▶ What to work on: Print the complete set of entries exactly.

▶ Records for the exercise:
********************

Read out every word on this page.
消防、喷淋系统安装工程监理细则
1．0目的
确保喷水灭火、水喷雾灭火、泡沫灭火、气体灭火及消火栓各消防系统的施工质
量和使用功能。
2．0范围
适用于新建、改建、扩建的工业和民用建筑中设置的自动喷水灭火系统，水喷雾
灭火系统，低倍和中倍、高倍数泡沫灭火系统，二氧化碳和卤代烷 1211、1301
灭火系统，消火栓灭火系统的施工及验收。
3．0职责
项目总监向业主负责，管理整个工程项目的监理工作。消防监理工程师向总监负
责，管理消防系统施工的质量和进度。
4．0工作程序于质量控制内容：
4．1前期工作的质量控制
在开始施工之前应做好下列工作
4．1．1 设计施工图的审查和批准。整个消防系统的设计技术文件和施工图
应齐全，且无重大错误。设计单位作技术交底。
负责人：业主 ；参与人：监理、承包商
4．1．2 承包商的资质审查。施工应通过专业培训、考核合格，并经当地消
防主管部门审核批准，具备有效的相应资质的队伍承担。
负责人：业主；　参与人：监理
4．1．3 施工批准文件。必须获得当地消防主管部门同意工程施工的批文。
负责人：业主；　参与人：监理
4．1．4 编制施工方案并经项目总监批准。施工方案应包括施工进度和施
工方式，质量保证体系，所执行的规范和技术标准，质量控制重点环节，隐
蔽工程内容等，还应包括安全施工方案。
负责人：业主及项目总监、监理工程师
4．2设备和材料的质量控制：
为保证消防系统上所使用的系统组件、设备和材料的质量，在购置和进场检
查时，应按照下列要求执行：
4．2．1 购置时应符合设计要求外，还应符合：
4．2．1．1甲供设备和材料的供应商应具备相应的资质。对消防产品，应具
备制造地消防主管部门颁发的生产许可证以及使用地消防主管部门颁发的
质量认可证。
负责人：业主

********************

▶ Written response:
Read out every word on this page.
消防、喷淋系统安装工程监理细则
1．0目的
确保喷水灭火、水喷雾灭火、泡沫灭火、气体灭火及消火栓各消防系统的施工质
量和使用功能。
2．0范围
适用于新建、改建、扩建的工业和民用建筑中设置的自动喷水灭火系统，水喷雾
灭火系统，低倍和中倍、高倍数泡沫灭火系统，二氧化碳和卤代烷 1211、1301
灭火系统，消火栓灭火系统的施工及验收。
3．0职责
项目总监向业主负责，管理整个工程项目的监理工作。消防监理工程师向总监负
责，管理消防系统施工的质量和进度。
4．0工作程序于质量控制内容：
4．1前期工作的质量控制
在开始施工之前应做好下列工作
4．1．1 设计施工图的审查和批准。整个消防系统的设计技术文件和施工图
应齐全，且无重大错误。设计单位作技术交底。
负责人：业主 ；参与人：监理、承包商
4．1．2 承包商的资质审查。施工应通过专业培训、考核合格，并经当地消
防主管部门审核批准，具备有效的相应资质的队伍承担。
负责人：业主；　参与人：监理
4．1．3 施工批准文件。必须获得当地消防主管部门同意工程施工的批文。
负责人：业主；　参与人：监理
4．1．4 编制施工方案并经项目总监批准。施工方案应包括施工进度和施
工方式，质量保证体系，所执行的规范和技术标准，质量控制重点环节，隐
蔽工程内容等，还应包括安全施工方案。
负责人：业主及项目总监、监理工程师
4．2设备和材料的质量控制：
为保证消防系统上所使用的系统组件、设备和材料的质量，在购置和进场检
查时，应按照下列要求执行：
4．2．1 购置时应符合设计要求外，还应符合：
4．2．1．1甲供设备和材料的供应商应具备相应的资质。对消防产品，应具
备制造地消防主管部门颁发的生产许可证以及使用地消防主管部门颁发的
质量认可证。
负责人：业主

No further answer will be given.